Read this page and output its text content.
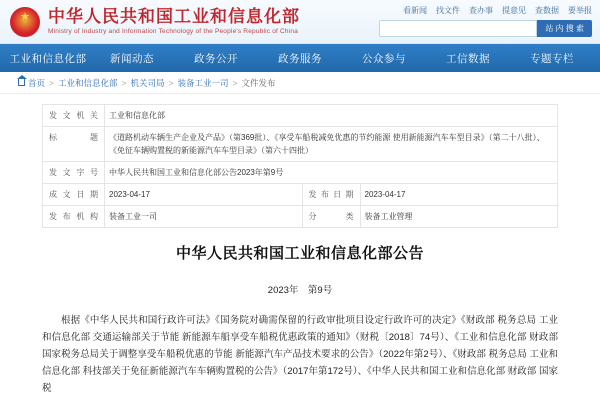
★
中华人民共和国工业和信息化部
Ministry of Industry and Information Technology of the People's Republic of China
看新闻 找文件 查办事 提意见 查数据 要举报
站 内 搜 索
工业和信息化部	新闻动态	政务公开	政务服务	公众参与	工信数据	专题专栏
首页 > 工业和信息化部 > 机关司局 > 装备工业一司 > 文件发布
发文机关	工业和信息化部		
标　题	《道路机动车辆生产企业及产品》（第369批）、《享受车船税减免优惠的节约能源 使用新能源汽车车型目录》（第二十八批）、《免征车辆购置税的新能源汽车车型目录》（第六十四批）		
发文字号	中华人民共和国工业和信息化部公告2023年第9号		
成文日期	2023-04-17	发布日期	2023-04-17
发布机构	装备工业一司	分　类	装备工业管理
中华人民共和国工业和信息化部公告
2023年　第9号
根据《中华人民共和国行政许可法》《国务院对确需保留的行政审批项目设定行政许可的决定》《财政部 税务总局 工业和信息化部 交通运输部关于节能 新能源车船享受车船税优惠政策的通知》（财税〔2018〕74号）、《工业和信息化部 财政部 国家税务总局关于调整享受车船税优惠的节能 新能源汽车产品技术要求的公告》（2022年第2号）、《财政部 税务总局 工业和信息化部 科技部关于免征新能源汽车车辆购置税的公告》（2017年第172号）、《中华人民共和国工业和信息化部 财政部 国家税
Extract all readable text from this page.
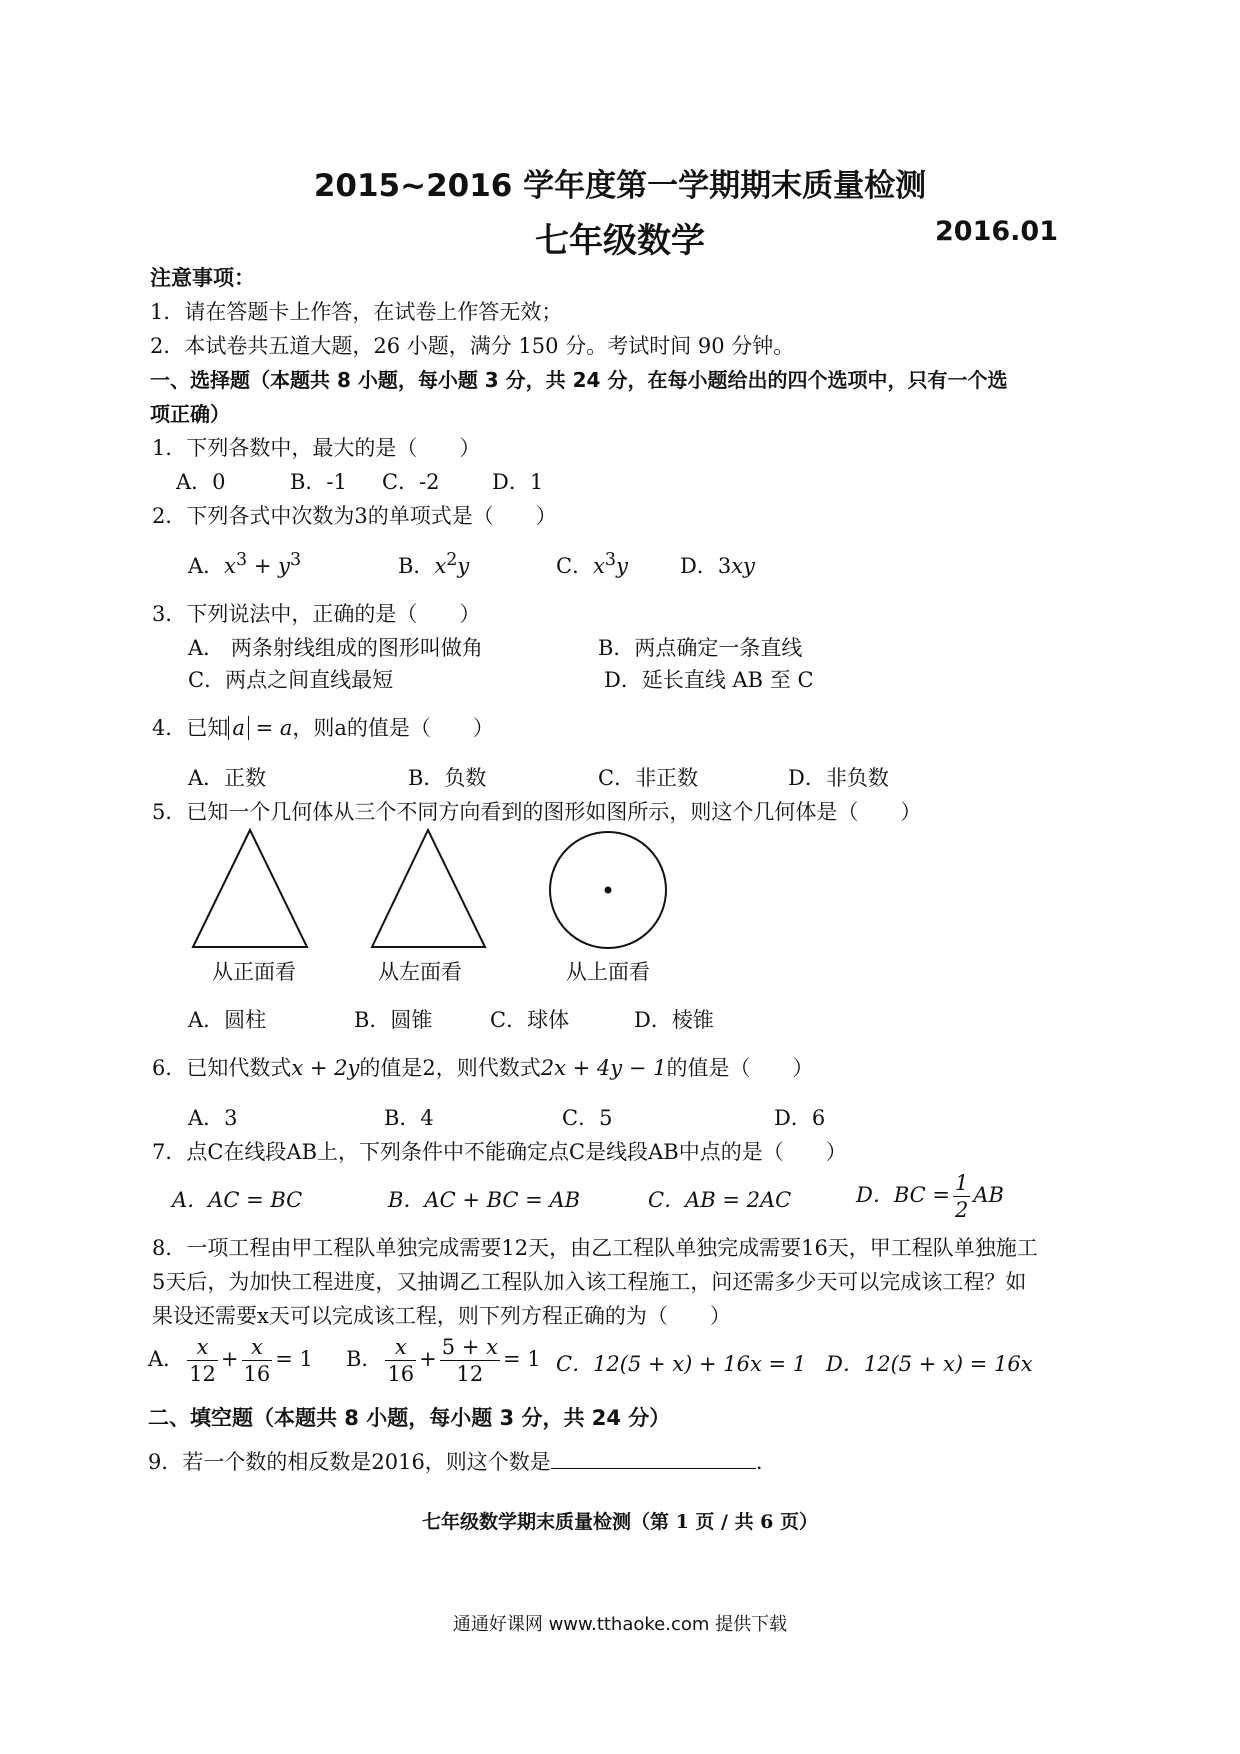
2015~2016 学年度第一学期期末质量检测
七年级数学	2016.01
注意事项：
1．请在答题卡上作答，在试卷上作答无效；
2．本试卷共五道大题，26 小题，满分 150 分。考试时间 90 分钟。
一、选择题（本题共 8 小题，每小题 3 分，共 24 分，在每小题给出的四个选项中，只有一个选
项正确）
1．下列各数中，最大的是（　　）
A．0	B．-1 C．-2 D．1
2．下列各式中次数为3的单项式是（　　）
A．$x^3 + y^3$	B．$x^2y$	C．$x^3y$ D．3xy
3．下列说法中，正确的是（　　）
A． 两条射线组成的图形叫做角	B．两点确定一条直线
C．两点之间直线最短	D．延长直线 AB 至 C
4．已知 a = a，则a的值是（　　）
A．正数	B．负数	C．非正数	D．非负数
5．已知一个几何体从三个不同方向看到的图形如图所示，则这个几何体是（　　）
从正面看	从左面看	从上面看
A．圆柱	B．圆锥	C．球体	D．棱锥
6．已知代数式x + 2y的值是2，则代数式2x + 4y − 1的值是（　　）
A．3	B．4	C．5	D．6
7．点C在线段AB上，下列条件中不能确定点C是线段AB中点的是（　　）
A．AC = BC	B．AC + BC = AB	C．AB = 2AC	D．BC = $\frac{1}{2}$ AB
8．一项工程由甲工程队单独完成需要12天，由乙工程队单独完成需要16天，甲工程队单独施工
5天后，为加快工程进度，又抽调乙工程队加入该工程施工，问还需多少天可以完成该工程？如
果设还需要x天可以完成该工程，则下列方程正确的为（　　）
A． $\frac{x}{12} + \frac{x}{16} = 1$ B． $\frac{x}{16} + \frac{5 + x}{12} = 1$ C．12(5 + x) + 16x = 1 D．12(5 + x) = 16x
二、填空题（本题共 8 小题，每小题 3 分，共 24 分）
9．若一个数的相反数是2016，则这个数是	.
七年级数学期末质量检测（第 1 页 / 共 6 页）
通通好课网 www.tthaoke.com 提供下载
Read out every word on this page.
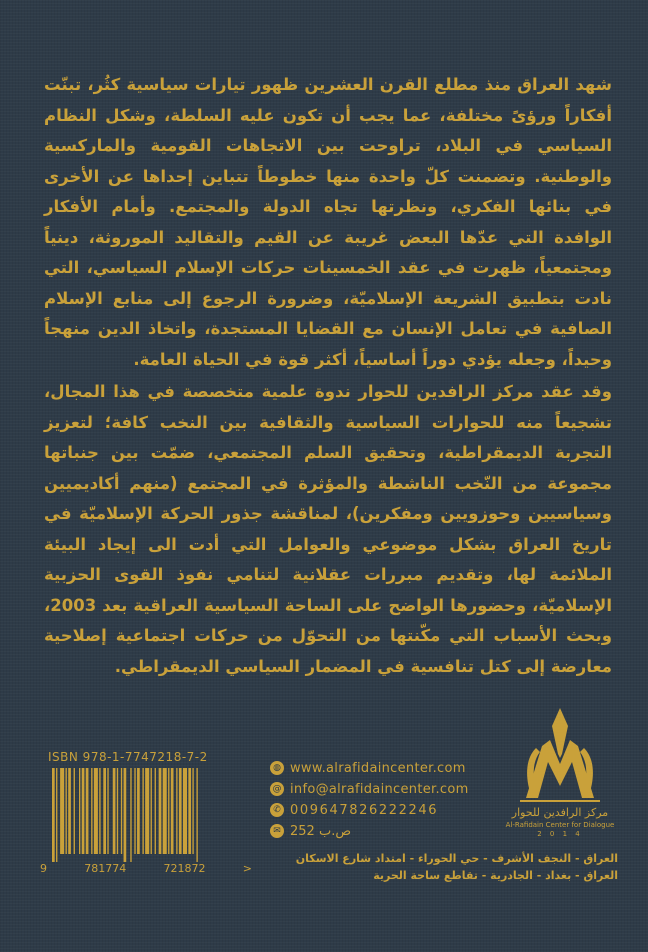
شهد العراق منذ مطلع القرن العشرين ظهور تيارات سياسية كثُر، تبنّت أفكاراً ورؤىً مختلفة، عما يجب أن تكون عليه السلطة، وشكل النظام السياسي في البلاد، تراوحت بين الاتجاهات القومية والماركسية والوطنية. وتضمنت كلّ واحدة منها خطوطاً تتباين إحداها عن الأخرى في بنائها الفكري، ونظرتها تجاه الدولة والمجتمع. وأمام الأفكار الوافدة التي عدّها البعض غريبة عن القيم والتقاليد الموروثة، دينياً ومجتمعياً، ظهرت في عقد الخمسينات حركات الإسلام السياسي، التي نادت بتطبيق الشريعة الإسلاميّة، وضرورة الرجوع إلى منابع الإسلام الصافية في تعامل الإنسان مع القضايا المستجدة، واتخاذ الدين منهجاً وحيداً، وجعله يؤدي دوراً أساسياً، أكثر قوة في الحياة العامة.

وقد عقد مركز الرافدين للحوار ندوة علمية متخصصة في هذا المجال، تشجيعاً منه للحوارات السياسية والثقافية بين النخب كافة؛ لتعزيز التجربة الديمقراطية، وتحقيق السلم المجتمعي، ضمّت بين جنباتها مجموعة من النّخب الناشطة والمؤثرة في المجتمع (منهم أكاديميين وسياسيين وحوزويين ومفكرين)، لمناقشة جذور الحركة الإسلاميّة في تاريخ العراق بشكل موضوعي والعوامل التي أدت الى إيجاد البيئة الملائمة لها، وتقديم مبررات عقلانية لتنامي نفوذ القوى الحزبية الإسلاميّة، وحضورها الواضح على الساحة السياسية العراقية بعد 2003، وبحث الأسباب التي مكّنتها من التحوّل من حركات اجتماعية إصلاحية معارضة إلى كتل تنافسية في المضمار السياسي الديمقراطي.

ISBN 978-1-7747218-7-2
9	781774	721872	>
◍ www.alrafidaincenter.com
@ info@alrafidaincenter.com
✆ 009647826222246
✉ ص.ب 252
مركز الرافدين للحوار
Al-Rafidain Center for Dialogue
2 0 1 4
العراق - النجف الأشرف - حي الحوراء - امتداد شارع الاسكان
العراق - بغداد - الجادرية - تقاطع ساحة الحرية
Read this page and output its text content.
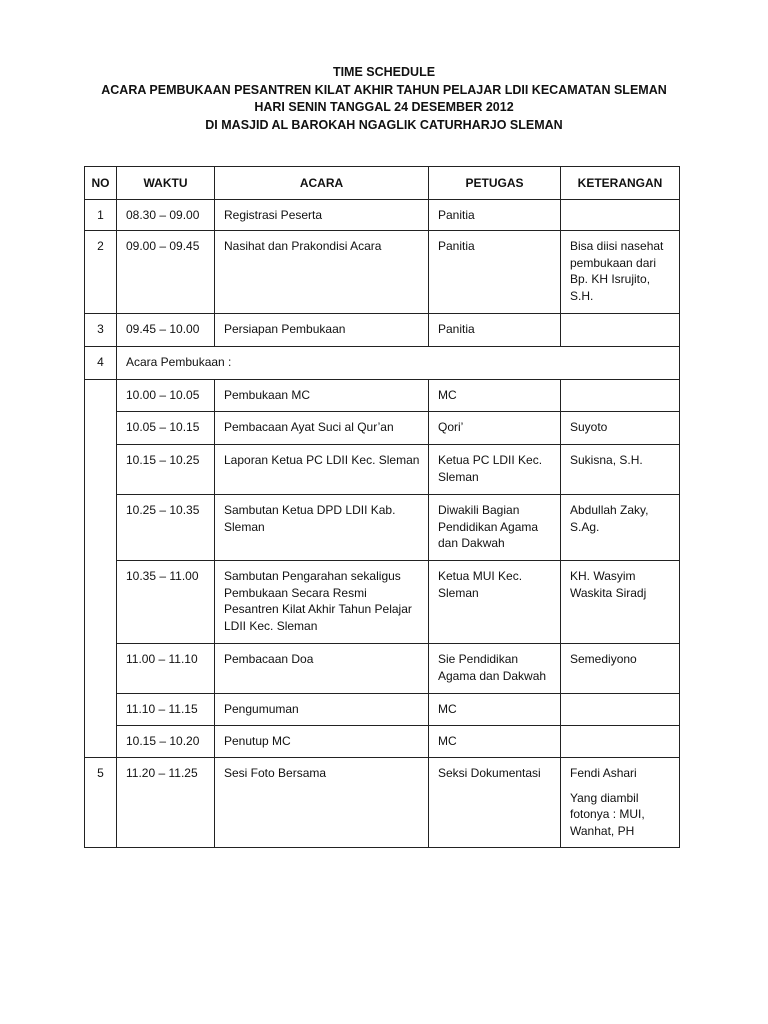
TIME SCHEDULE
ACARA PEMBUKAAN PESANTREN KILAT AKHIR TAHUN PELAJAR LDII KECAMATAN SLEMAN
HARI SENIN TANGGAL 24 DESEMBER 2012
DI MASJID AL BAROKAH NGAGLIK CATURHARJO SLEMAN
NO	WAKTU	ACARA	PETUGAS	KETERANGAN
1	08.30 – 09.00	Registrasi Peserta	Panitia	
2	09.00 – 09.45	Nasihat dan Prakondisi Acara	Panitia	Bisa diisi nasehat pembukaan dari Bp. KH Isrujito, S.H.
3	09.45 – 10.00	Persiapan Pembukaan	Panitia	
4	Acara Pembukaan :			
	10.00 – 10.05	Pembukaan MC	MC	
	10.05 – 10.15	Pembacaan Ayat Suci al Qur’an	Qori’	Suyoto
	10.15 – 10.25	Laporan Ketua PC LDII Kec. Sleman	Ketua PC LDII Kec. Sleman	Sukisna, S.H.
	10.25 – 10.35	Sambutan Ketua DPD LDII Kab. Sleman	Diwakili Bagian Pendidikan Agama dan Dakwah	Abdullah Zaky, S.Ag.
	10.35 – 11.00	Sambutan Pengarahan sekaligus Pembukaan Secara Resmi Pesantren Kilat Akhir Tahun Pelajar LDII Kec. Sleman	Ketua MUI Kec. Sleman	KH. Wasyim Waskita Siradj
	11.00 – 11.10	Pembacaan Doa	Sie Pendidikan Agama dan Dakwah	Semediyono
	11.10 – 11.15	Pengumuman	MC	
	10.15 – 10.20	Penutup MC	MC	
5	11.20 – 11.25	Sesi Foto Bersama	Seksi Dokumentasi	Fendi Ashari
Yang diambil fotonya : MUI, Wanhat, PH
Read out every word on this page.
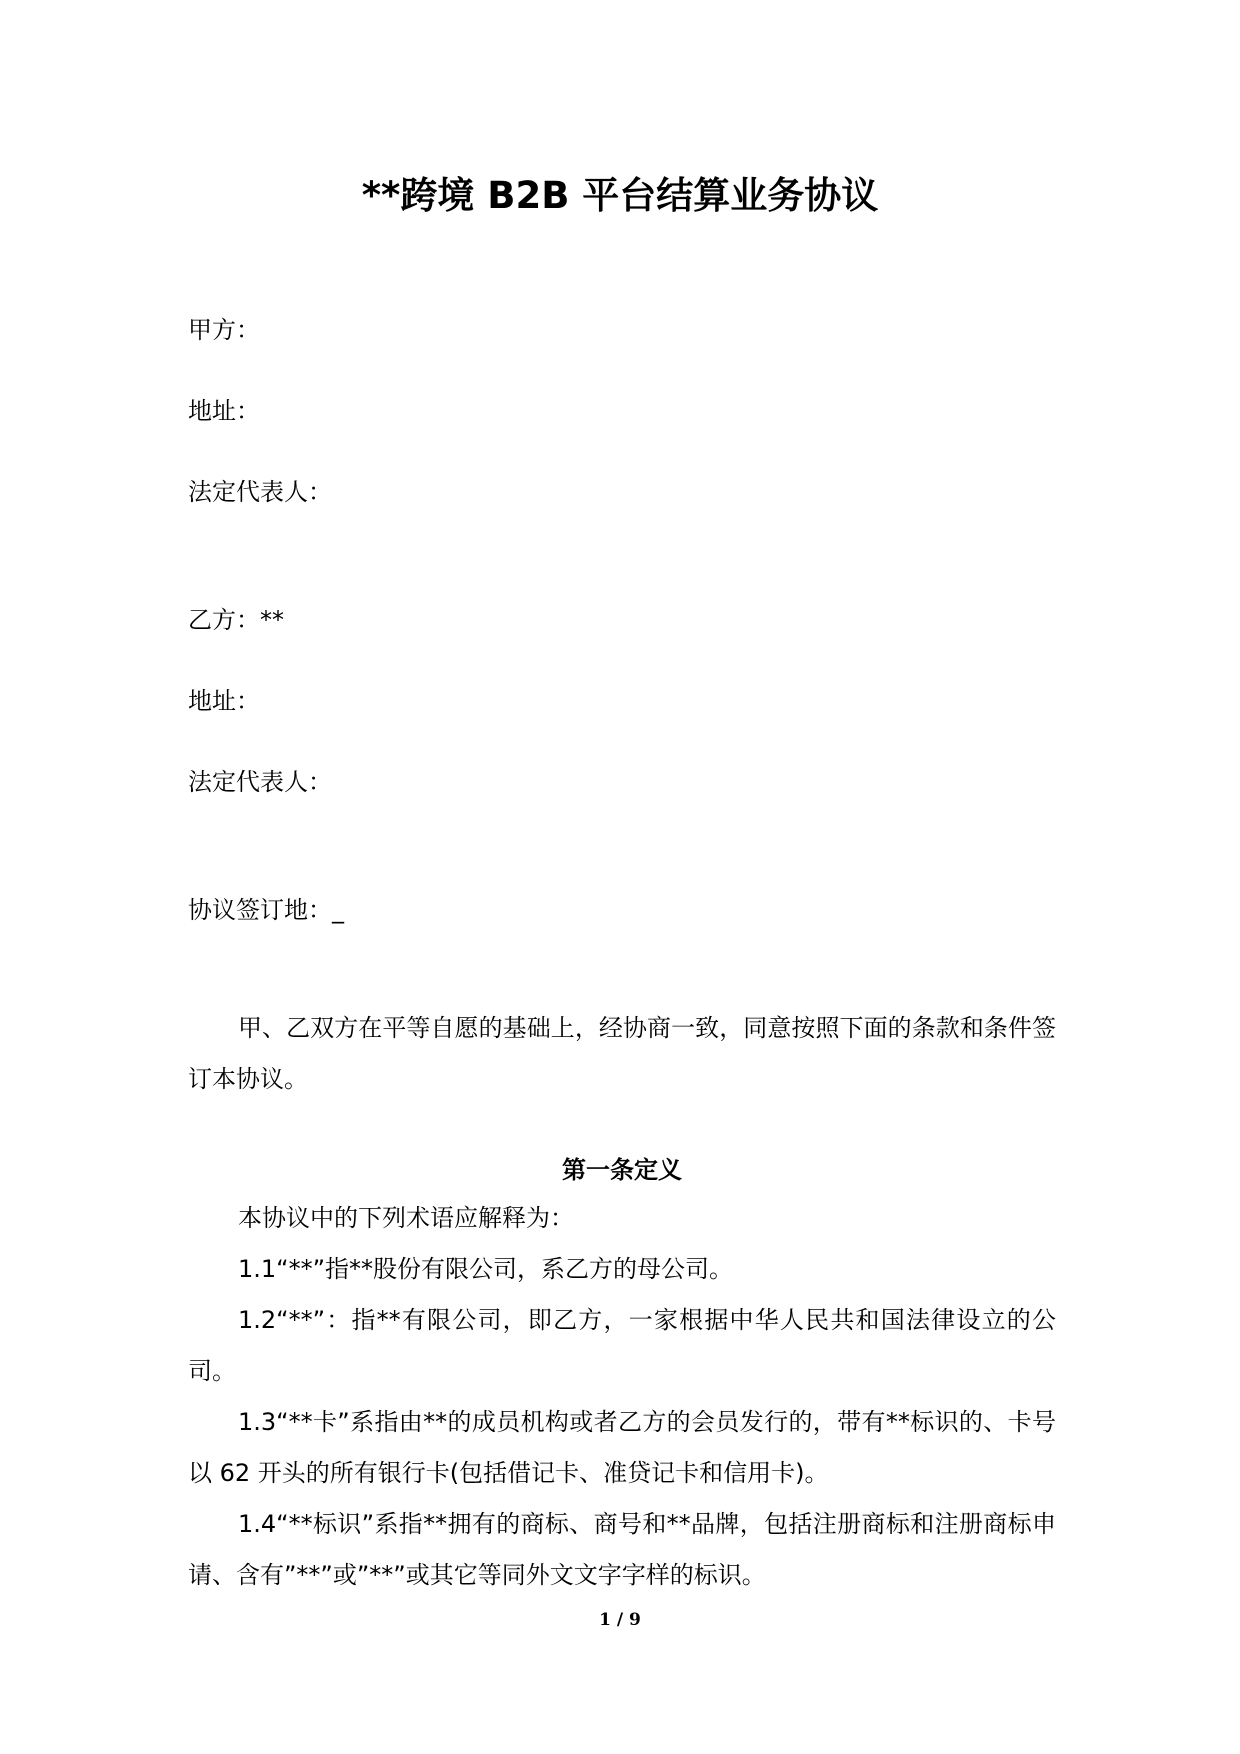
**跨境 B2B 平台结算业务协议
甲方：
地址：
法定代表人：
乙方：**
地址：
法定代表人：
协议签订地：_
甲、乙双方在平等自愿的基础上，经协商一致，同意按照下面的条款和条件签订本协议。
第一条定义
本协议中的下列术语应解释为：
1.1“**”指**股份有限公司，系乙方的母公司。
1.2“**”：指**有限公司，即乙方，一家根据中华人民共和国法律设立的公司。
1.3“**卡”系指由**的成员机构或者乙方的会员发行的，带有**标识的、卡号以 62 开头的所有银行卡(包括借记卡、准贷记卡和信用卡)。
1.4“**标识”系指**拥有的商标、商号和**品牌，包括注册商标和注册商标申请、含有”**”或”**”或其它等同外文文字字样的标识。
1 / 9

(Task to complete)
In the entries above, identify every line with the string "التي".

(Final result)
شهد العراق منذ مطلع القرن العشرين ظهور تيارات سياسية كثُر، تبنّت أفكاراً ورؤىً مختلفة، عما يجب أن تكون عليه السلطة، وشكل النظام السياسي في البلاد، تراوحت بين الاتجاهات القومية والماركسية والوطنية. وتضمنت كلّ واحدة منها خطوطاً تتباين إحداها عن الأخرى في بنائها الفكري، ونظرتها تجاه الدولة والمجتمع. وأمام الأفكار الوافدة التي عدّها البعض غريبة عن القيم والتقاليد الموروثة، دينياً ومجتمعياً، ظهرت في عقد الخمسينات حركات الإسلام السياسي، التي نادت بتطبيق الشريعة الإسلاميّة، وضرورة الرجوع إلى منابع الإسلام الصافية في تعامل الإنسان مع القضايا المستجدة، واتخاذ الدين منهجاً وحيداً، وجعله يؤدي دوراً أساسياً، أكثر قوة في الحياة العامة.
وقد عقد مركز الرافدين للحوار ندوة علمية متخصصة في هذا المجال، تشجيعاً منه للحوارات السياسية والثقافية بين النخب كافة؛ لتعزيز التجربة الديمقراطية، وتحقيق السلم المجتمعي، ضمّت بين جنباتها مجموعة من النّخب الناشطة والمؤثرة في المجتمع (منهم أكاديميين وسياسيين وحوزويين ومفكرين)، لمناقشة جذور الحركة الإسلاميّة في تاريخ العراق بشكل موضوعي والعوامل التي أدت الى إيجاد البيئة الملائمة لها، وتقديم مبررات عقلانية لتنامي نفوذ القوى الحزبية الإسلاميّة، وحضورها الواضح على الساحة السياسية العراقية بعد 2003، وبحث الأسباب التي مكّنتها من التحوّل من حركات اجتماعية إصلاحية معارضة إلى كتل تنافسية في المضمار السياسي الديمقراطي.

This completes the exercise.